» Activity A
Reproduce word for word the part of the knee replacement study text that runs from "Thirty-six patients were" down to "used (group B).".
» Activity B
According to the knee replacement study text, which implant did both centers use?

── Page text ──

The purpose of the present study was to compare, in terms of blood loss and implant alignment in the coronal and sagittal planes, a new generation of smart EM cutting guides with the conventional technique based on the use of IM guides. The hypothesis was that the EM system, by avoiding the medullary breaching, would result in less blood loss and less hospitalization stay due to the better postoperative clinical status and hemoglobin values, while ensuring equal or even higher accuracy in the alignment of the femoral implant.
#
Methods
Study Design
The authors conducted a comparative multicenter randomized study on patients undergoing TKA at two independent centers in which one surgeon for center performed all the surgical procedures. The ethics committees of each center approved the study in advance.
#
Patients
The inclusion criteria were: patients undergoing primary TKA and age between 60 and 75 years; exclusion criteria were: pathological conditions affecting the ipsilateral knee or ankle, previous surgery on the ipsilateral hip or ankle, intra- or extra-articular deformities limiting the use of the regular IM guide, systemic disease affecting the hemoglobin levels in blood, or the patients' erythropoietic potential, and anticoaugulation or antiplatelet therapy.
Thirty-six patients were enrolled (18 patients in each unit). After obtaining a written informed consent, patients were randomly assigned a randomization online software (www.randomization.com) to either of the two study groups 18 patients underwent TKA using the novel smart EM cutting guide (Perseus, Orthokey Italia, Italy; group A) while in the other 18 patients the conventional IM guide was used (group B).
#
Interventions
The same surgical approach (parapatellar medial capsulotomy) under tourniquet was used in the two groups. Both centers used the same implant (Attune; Depuy, Warsaw, IN, U.S.A.) and all the implants were cemented. Balance of space in flexion and extension (gap balancing technique) was used in both groups.

───
── The data ──

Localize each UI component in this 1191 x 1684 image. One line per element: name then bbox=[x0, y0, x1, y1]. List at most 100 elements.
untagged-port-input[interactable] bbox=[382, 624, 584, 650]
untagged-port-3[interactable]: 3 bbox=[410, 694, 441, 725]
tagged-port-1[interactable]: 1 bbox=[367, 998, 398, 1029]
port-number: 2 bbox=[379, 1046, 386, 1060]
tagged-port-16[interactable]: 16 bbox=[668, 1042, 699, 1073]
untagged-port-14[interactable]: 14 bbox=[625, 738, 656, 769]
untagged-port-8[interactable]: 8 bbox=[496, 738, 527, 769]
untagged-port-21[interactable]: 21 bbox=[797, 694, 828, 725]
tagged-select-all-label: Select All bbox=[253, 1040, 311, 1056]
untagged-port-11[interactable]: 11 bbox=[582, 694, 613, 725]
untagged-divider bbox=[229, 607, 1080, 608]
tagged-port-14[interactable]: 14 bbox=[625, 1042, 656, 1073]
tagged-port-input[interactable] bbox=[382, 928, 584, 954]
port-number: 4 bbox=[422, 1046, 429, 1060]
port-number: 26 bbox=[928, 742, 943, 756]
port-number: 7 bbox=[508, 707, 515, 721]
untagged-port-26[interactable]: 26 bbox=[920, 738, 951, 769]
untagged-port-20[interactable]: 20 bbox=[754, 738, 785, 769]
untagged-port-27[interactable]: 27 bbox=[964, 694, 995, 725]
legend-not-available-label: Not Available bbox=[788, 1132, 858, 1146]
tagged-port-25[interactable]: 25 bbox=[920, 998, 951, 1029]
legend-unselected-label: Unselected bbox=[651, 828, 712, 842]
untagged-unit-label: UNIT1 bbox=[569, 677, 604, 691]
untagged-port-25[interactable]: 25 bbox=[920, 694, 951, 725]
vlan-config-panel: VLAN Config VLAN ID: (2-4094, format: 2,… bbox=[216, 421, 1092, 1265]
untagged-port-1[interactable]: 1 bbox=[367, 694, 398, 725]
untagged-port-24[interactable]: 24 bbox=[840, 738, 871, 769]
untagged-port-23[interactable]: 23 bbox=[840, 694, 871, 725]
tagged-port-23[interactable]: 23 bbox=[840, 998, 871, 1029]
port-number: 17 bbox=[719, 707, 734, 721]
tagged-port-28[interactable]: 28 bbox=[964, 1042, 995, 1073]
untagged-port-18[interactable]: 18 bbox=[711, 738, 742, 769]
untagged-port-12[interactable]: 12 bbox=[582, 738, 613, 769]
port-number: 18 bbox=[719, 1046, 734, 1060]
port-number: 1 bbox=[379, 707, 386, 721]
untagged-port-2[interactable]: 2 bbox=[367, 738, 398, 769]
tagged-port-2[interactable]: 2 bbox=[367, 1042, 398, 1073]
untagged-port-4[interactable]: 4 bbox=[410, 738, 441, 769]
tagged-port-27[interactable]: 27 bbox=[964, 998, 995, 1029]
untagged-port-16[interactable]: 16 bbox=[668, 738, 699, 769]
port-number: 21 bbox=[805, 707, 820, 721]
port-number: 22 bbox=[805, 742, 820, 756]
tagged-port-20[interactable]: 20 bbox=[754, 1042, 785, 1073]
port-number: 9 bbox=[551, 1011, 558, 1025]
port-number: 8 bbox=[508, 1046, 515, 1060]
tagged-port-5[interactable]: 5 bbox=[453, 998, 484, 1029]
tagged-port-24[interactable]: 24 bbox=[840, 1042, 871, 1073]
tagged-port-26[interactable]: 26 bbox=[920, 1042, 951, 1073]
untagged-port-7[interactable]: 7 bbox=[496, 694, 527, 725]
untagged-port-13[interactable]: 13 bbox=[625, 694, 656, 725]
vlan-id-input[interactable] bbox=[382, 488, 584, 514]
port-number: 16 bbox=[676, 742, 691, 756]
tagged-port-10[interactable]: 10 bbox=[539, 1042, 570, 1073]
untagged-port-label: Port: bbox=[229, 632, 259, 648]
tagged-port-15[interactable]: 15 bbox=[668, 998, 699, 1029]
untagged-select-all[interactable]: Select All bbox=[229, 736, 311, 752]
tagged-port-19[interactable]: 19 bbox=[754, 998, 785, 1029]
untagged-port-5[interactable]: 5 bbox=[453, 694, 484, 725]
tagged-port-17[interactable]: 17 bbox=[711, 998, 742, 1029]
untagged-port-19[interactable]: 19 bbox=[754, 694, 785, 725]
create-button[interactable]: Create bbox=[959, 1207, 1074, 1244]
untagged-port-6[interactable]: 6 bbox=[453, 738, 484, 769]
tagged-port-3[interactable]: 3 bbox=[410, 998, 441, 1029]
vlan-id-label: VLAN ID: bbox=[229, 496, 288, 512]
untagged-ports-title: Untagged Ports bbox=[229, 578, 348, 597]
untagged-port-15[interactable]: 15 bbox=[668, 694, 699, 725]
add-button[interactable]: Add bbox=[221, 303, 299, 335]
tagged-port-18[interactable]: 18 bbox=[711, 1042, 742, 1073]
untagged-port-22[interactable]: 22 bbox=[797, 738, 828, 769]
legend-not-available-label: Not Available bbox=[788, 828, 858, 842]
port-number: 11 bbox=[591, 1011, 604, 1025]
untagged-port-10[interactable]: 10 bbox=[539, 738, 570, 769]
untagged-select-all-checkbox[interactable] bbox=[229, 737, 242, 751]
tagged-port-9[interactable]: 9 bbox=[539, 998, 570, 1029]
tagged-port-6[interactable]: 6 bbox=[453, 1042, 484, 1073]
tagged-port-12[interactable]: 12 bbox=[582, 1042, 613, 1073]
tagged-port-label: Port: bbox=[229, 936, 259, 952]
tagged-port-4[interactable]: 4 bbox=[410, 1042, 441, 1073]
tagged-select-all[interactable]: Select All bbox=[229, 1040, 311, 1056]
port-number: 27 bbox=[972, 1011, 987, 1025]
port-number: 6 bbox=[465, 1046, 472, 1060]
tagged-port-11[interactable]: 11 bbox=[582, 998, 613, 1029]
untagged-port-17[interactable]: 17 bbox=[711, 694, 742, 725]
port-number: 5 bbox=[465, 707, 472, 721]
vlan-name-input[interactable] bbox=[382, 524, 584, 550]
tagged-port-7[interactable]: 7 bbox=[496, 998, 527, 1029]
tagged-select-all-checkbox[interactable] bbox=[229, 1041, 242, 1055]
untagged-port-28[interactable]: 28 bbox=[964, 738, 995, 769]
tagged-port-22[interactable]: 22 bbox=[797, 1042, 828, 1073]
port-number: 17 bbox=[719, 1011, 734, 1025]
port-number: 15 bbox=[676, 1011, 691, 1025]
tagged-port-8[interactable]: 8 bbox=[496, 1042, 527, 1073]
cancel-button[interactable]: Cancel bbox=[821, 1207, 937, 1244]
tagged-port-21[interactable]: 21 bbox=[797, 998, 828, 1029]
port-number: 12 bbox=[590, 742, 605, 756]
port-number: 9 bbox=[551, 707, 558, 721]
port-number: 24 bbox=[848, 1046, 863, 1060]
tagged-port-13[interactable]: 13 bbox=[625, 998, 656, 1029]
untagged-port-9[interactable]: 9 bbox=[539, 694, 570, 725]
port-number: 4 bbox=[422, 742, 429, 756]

───

» Answer A
Thirty-six patients were enrolled (18 patients in each unit). After obtaining a written informed consent, patients were randomly assigned a randomization online software (www.randomization.com) to either of the two study groups 18 patients underwent TKA using the novel smart EM cutting guide (Perseus, Orthokey Italia, Italy; group A) while in the other 18 patients the conventional IM guide was used (group B).

» Answer B
Both centers used the Attune implant (Depuy, Warsaw, IN, U.S.A.).